*Article*:
_ _ _ _

A model walks the runway at the Fendi show during Milan Fashion Week. (Getty Images)

Schizy? Jones scoffed at the notion. “It’s just simple answers,” he said. It was left to Silvia to remind us of the dual essence of the double FF. “Simplicity and complexity,” she added.

The democracy that was on Fausto Puglisi’s mind after his show for Roberto Cavalli was much less abstract. Italy’s general election on Sunday threatens to install Giorgia Meloni as prime minister, who would be Italy’s first far-right leader since Mussolini. Puglisi sees Meloni’s vehemently stated positions – anti-EU, anti-immigration, anti-LGBTQ rights – as a threat to Italian democracy. Those concerns, however, had no influence on the collection he showed (I concede that, at this stage in the story, my theme is a trifle stretched) unless his celebration of Hollywood at its most decorative could be construed as an escape from harsh political realities.

Backstage, Puglisi rhapsodised about the costume designs of Adrian, the jewellery of Tony Duquette, and the films of Hitchcock, especially “Marnie.” He opened the show with a white silk faille dress which Tippi Hedren would have done full justice to. “I wanted that naïve freshness,” said Puglisi (though I remember Marnie as being a rather dark, troubled character).

_ _ _ _

*Data section*:
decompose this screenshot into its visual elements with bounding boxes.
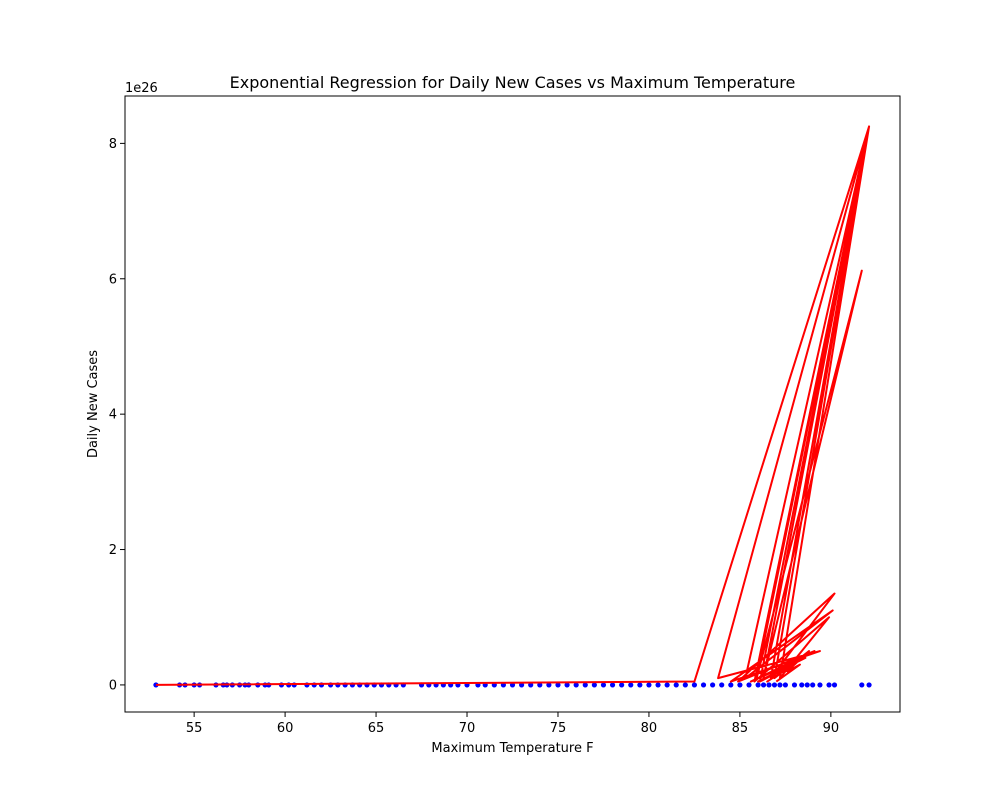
data-point — [537, 682, 543, 688]
y-tick-label: 8 — [109, 137, 117, 152]
data-point — [728, 682, 734, 688]
data-point — [646, 682, 652, 688]
data-point — [782, 682, 788, 688]
data-point — [771, 682, 778, 688]
data-point — [600, 682, 607, 688]
x-axis-label: Maximum Temperature F — [431, 741, 593, 756]
data-point — [628, 682, 634, 688]
plot-frame — [124, 95, 901, 713]
y-axis-label: Daily New Cases — [86, 350, 101, 458]
x-tick-label: 90 — [823, 721, 840, 736]
data-point — [710, 682, 716, 688]
data-point — [637, 682, 643, 688]
data-point — [817, 682, 823, 688]
x-tick-label: 75 — [550, 721, 567, 736]
data-point — [810, 682, 816, 688]
data-point — [664, 682, 670, 688]
data-point — [564, 682, 570, 688]
data-point — [528, 682, 534, 688]
y-offset-label: 1e26 — [125, 81, 158, 96]
data-point — [766, 682, 772, 688]
y-tick-label: 2 — [109, 543, 117, 558]
data-point — [582, 682, 588, 688]
data-point — [682, 682, 688, 688]
y-tick-label: 6 — [109, 272, 117, 287]
data-point — [859, 682, 865, 688]
data-point — [673, 682, 679, 688]
data-point — [791, 682, 798, 688]
data-point — [866, 682, 872, 688]
x-tick-label: 85 — [732, 721, 749, 736]
regression-line — [155, 125, 871, 686]
data-point — [609, 682, 616, 688]
y-axis-ticks: 0 2 4 6 8 — [109, 137, 125, 693]
data-point — [591, 682, 597, 688]
data-point — [760, 682, 767, 688]
data-point — [826, 682, 832, 688]
data-point — [153, 682, 159, 688]
data-point — [546, 682, 552, 688]
x-tick-label: 65 — [368, 721, 385, 736]
data-point — [555, 682, 561, 688]
y-tick-label: 0 — [109, 678, 117, 693]
data-point — [700, 682, 707, 688]
y-tick-label: 4 — [109, 408, 117, 423]
plot-content — [153, 125, 872, 688]
data-point — [737, 682, 743, 688]
x-tick-label: 55 — [186, 721, 203, 736]
x-tick-label: 70 — [459, 721, 476, 736]
chart-title: Exponential Regression for Daily New Cas… — [230, 73, 796, 92]
data-point — [831, 682, 838, 688]
data-point — [799, 682, 805, 688]
data-point — [804, 682, 810, 688]
data-point — [573, 682, 579, 688]
data-point — [655, 682, 661, 688]
data-point — [755, 682, 761, 688]
x-tick-label: 60 — [277, 721, 294, 736]
x-axis-ticks: 55 60 65 70 75 80 85 90 — [186, 712, 839, 736]
data-point — [777, 682, 783, 688]
x-tick-label: 80 — [641, 721, 658, 736]
data-point — [746, 682, 752, 688]
data-point — [691, 682, 698, 688]
data-point — [719, 682, 725, 688]
data-point — [619, 682, 625, 688]
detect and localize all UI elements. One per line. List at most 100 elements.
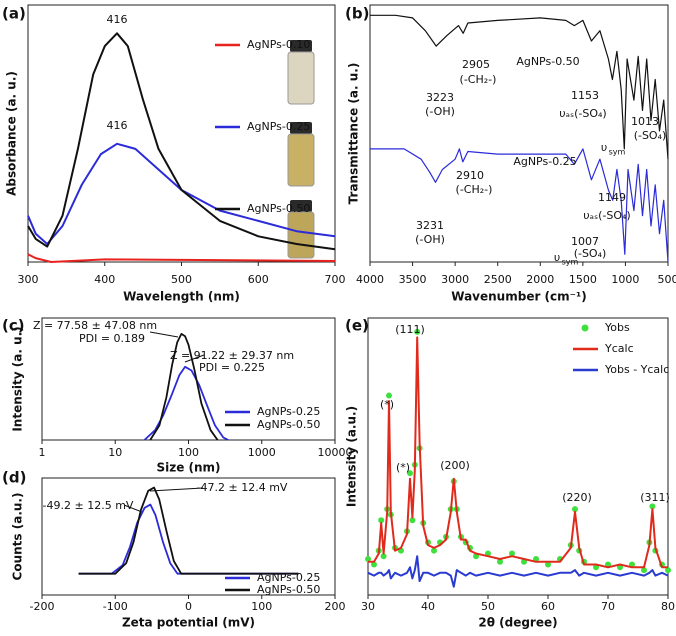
annotation: 1007 [571,235,599,248]
x-tick-label: 3500 [399,273,427,286]
x-tick-label: 300 [18,273,39,286]
x-tick-label: 400 [94,273,115,286]
x-tick-label: 80 [661,600,675,613]
annotation: (220) [562,491,592,504]
vial-cap [290,200,312,212]
annotation: (*) [380,398,394,411]
point [380,553,387,560]
y-axis-title: Counts (a.u.) [11,493,25,581]
point [386,392,392,399]
annotation: υₐₛ(-SO₄) [559,107,606,120]
point [414,328,421,335]
annotation: -49.2 ± 12.5 mV [43,499,134,512]
arrow [149,331,179,338]
plot-frame [367,317,669,596]
series-line [367,555,669,588]
annotation: (111) [395,323,425,336]
panel-label: (d) [2,469,26,487]
x-tick-label: 2000 [526,273,554,286]
x-tick-label: 600 [248,273,269,286]
legend-label: AgNPs-0.50 [257,418,320,431]
series-line [368,336,668,569]
vial-cap [290,122,312,134]
vial [287,211,315,259]
x-tick-label: 4000 [356,273,384,286]
point [378,517,385,524]
x-tick-label: 10 [108,446,122,459]
annotation: (-OH) [415,233,445,246]
legend-label: Ycalc [604,342,634,355]
legend-label: AgNPs-0.25 [257,571,320,584]
point [649,503,656,510]
x-tick-label: 100 [251,600,272,613]
x-tick-label: 500 [658,273,676,286]
series-line [78,486,299,575]
annotation: -47.2 ± 12.4 mV [197,481,288,494]
series-label: AgNPs-0.50 [516,55,579,68]
x-tick-label: 1000 [611,273,639,286]
annotation: (311) [640,491,670,504]
point [371,561,377,568]
legend-label: Yobs [604,321,630,334]
panel-label: (b) [345,5,369,23]
x-tick-label: 1500 [569,273,597,286]
annotation: PDI = 0.225 [199,361,265,374]
annotation: 1013 [631,115,659,128]
legend-label: AgNPs-0.50 [257,583,320,596]
vial-cap [290,40,312,52]
legend-marker [581,324,589,332]
annotation: 2910 [456,169,484,182]
annotation: 3231 [416,219,444,232]
annotation: υ [601,141,607,154]
x-tick-label: 2500 [484,273,512,286]
x-tick-label: 100 [178,446,199,459]
series-line [27,253,336,263]
series-line [370,148,669,263]
legend-label: AgNPs-0.50 [247,202,310,215]
annotation: (-CH₂-) [460,73,497,86]
point [545,561,551,568]
x-tick-label: 700 [325,273,346,286]
x-tick-label: 1 [39,446,46,459]
x-tick-label: 200 [325,600,346,613]
series-label: AgNPs-0.25 [513,155,576,168]
point [409,517,416,524]
panel-label: (a) [2,5,26,23]
panel-label: (e) [345,317,369,335]
annotation: sym [609,148,626,157]
annotation: Z = 91.22 ± 29.37 nm [170,349,294,362]
series-line [370,14,669,160]
point [365,555,371,562]
annotation: 416 [107,13,128,26]
legend-label: AgNPs-0.25 [257,405,320,418]
x-tick-label: -200 [30,600,55,613]
annotation: 1149 [598,191,626,204]
annotation: (*) [396,461,410,474]
vial [287,51,315,105]
series-line [78,503,299,575]
point [641,567,647,574]
y-axis-title: Transmittance (a. u.) [347,63,361,205]
annotation: υₐₛ(-SO₄) [583,209,630,222]
point [407,470,413,477]
x-axis-title: Wavelength (nm) [123,290,240,304]
point [572,506,578,513]
y-axis-title: Absorbance (a. u.) [5,71,19,196]
annotation: (-SO₄) [634,129,667,142]
x-tick-label: 30 [361,600,375,613]
annotation: (-CH₂-) [456,183,493,196]
arrow [184,354,205,363]
x-tick-label: 40 [421,600,435,613]
y-axis-title: Intensity (a. u.) [11,326,25,431]
annotation: (200) [440,459,470,472]
x-tick-label: 50 [481,600,495,613]
x-axis-title: 2θ (degree) [478,616,557,630]
vial [287,133,315,187]
arrow [149,487,204,492]
legend-label: AgNPs-0.10 [247,38,310,51]
x-axis-title: Zeta potential (mV) [122,616,255,630]
point [665,567,671,574]
legend-label: Yobs - Ycalc [604,363,669,376]
y-axis-title: Intensity (a.u.) [345,406,359,507]
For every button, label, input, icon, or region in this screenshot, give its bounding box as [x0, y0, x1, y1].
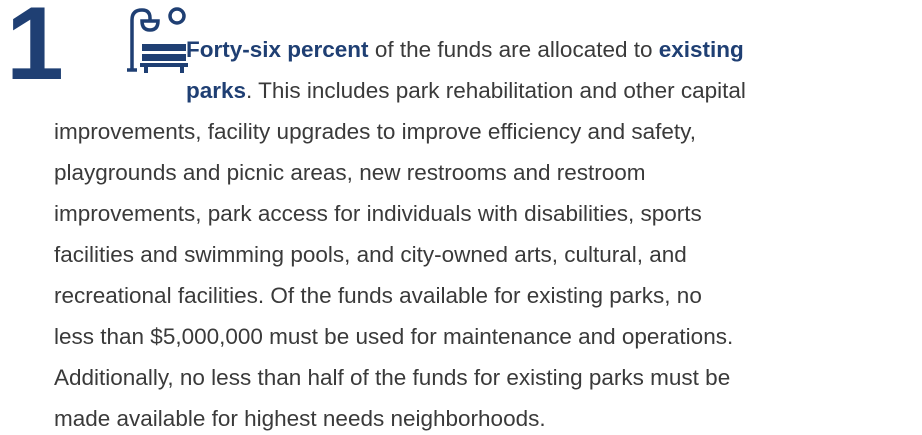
text-line: made available for highest needs neighbo…	[54, 404, 546, 434]
text-line: less than $5,000,000 must be used for ma…	[54, 322, 733, 352]
text: improvements, facility upgrades to impro…	[54, 119, 696, 144]
text-line: improvements, park access for individual…	[54, 199, 702, 229]
bold-text: parks	[186, 78, 247, 103]
text-line: Forty-six percent of the funds are alloc…	[186, 35, 744, 65]
text: made available for highest needs neighbo…	[54, 406, 546, 431]
park-icon	[127, 7, 188, 73]
text-line: parks. This includes park rehabilitation…	[186, 76, 746, 106]
text-line: Additionally, no less than half of the f…	[54, 363, 730, 393]
bold-text: existing	[658, 37, 744, 62]
text: Additionally, no less than half of the f…	[54, 365, 731, 390]
bold-text: Forty-six percent	[186, 37, 369, 62]
text: facilities and swimming pools, and city-…	[54, 242, 687, 267]
text: of the funds are allocated to	[368, 37, 659, 62]
text: . This includes park rehabilitation and …	[246, 78, 746, 103]
text-line: recreational facilities. Of the funds av…	[54, 281, 702, 311]
item-number: 1	[6, 0, 64, 102]
text: improvements, park access for individual…	[54, 201, 702, 226]
text: recreational facilities. Of the funds av…	[54, 283, 702, 308]
text: playgrounds and picnic areas, new restro…	[54, 160, 646, 185]
text-line: playgrounds and picnic areas, new restro…	[54, 158, 646, 188]
text-line: facilities and swimming pools, and city-…	[54, 240, 687, 270]
text: less than $5,000,000 must be used for ma…	[54, 324, 734, 349]
text-line: improvements, facility upgrades to impro…	[54, 117, 696, 147]
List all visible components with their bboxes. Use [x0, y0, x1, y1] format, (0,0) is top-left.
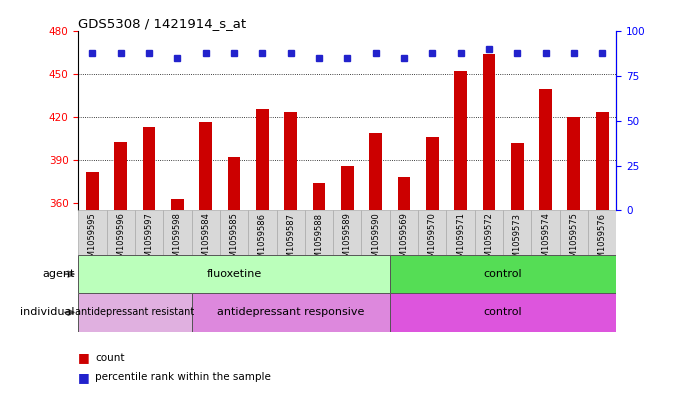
Text: GSM1059588: GSM1059588 — [315, 213, 323, 268]
Bar — [163, 210, 191, 255]
Text: agent: agent — [42, 269, 75, 279]
Text: GSM1059590: GSM1059590 — [371, 213, 380, 268]
Text: GSM1059571: GSM1059571 — [456, 213, 465, 268]
Text: GSM1059570: GSM1059570 — [428, 213, 437, 268]
Text: antidepressant responsive: antidepressant responsive — [217, 307, 364, 318]
Text: antidepressant resistant: antidepressant resistant — [76, 307, 195, 318]
Bar — [333, 210, 362, 255]
Bar — [191, 293, 390, 332]
Bar — [200, 121, 212, 210]
Bar — [503, 210, 531, 255]
Bar — [398, 177, 411, 210]
Text: GSM1059597: GSM1059597 — [144, 213, 154, 268]
Bar — [362, 210, 390, 255]
Text: GSM1059585: GSM1059585 — [229, 213, 238, 268]
Text: ■: ■ — [78, 351, 90, 364]
Bar — [447, 210, 475, 255]
Bar — [248, 210, 276, 255]
Bar — [369, 133, 382, 210]
Text: percentile rank within the sample: percentile rank within the sample — [95, 372, 271, 382]
Bar — [483, 54, 495, 210]
Text: GSM1059596: GSM1059596 — [116, 213, 125, 268]
Text: GSM1059586: GSM1059586 — [258, 213, 267, 268]
Text: GSM1059572: GSM1059572 — [484, 213, 494, 268]
Bar — [276, 210, 305, 255]
Bar — [284, 112, 297, 210]
Bar — [596, 112, 609, 210]
Bar — [256, 109, 269, 210]
Bar — [78, 293, 191, 332]
Bar — [341, 166, 353, 210]
Text: GSM1059576: GSM1059576 — [598, 213, 607, 268]
Text: GDS5308 / 1421914_s_at: GDS5308 / 1421914_s_at — [78, 17, 247, 30]
Bar — [114, 141, 127, 210]
Text: ■: ■ — [78, 371, 90, 384]
Text: count: count — [95, 353, 125, 363]
Text: fluoxetine: fluoxetine — [206, 269, 262, 279]
Text: GSM1059574: GSM1059574 — [541, 213, 550, 268]
Text: control: control — [484, 269, 522, 279]
Bar — [475, 210, 503, 255]
Text: control: control — [484, 307, 522, 318]
Text: GSM1059575: GSM1059575 — [569, 213, 578, 268]
Bar — [588, 210, 616, 255]
Text: GSM1059573: GSM1059573 — [513, 213, 522, 268]
Text: GSM1059598: GSM1059598 — [173, 213, 182, 268]
Bar — [135, 210, 163, 255]
Bar — [313, 183, 326, 210]
Text: GSM1059584: GSM1059584 — [201, 213, 210, 268]
Bar — [531, 210, 560, 255]
Bar — [305, 210, 333, 255]
Bar — [86, 172, 99, 210]
Text: individual: individual — [20, 307, 75, 318]
Bar — [227, 157, 240, 210]
Bar — [107, 210, 135, 255]
Bar — [78, 210, 107, 255]
Text: GSM1059595: GSM1059595 — [88, 213, 97, 268]
Text: GSM1059589: GSM1059589 — [343, 213, 352, 268]
Bar — [191, 210, 220, 255]
Bar — [567, 117, 580, 210]
Bar — [78, 255, 390, 293]
Bar — [418, 210, 447, 255]
Bar — [390, 293, 616, 332]
Bar — [143, 127, 155, 210]
Bar — [511, 143, 524, 210]
Bar — [390, 210, 418, 255]
Bar — [454, 72, 467, 210]
Text: GSM1059587: GSM1059587 — [286, 213, 295, 268]
Bar — [539, 89, 552, 210]
Bar — [220, 210, 248, 255]
Bar — [426, 137, 439, 210]
Bar — [171, 199, 184, 210]
Bar — [390, 255, 616, 293]
Text: GSM1059569: GSM1059569 — [400, 213, 409, 268]
Bar — [560, 210, 588, 255]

_ _ _ _

Copy out the whole Milan Fashion Week review above, word for word and with nothing changed.

*Task result*:
A model walks the runway at the Fendi show during Milan Fashion Week. (Getty Images)

Schizy? Jones scoffed at the notion. “It’s just simple answers,” he said. It was left to Silvia to remind us of the dual essence of the double FF. “Simplicity and complexity,” she added.

The democracy that was on Fausto Puglisi’s mind after his show for Roberto Cavalli was much less abstract. Italy’s general election on Sunday threatens to install Giorgia Meloni as prime minister, who would be Italy’s first far-right leader since Mussolini. Puglisi sees Meloni’s vehemently stated positions – anti-EU, anti-immigration, anti-LGBTQ rights – as a threat to Italian democracy. Those concerns, however, had no influence on the collection he showed (I concede that, at this stage in the story, my theme is a trifle stretched) unless his celebration of Hollywood at its most decorative could be construed as an escape from harsh political realities.

Backstage, Puglisi rhapsodised about the costume designs of Adrian, the jewellery of Tony Duquette, and the films of Hitchcock, especially “Marnie.” He opened the show with a white silk faille dress which Tippi Hedren would have done full justice to. “I wanted that naïve freshness,” said Puglisi (though I remember Marnie as being a rather dark, troubled character).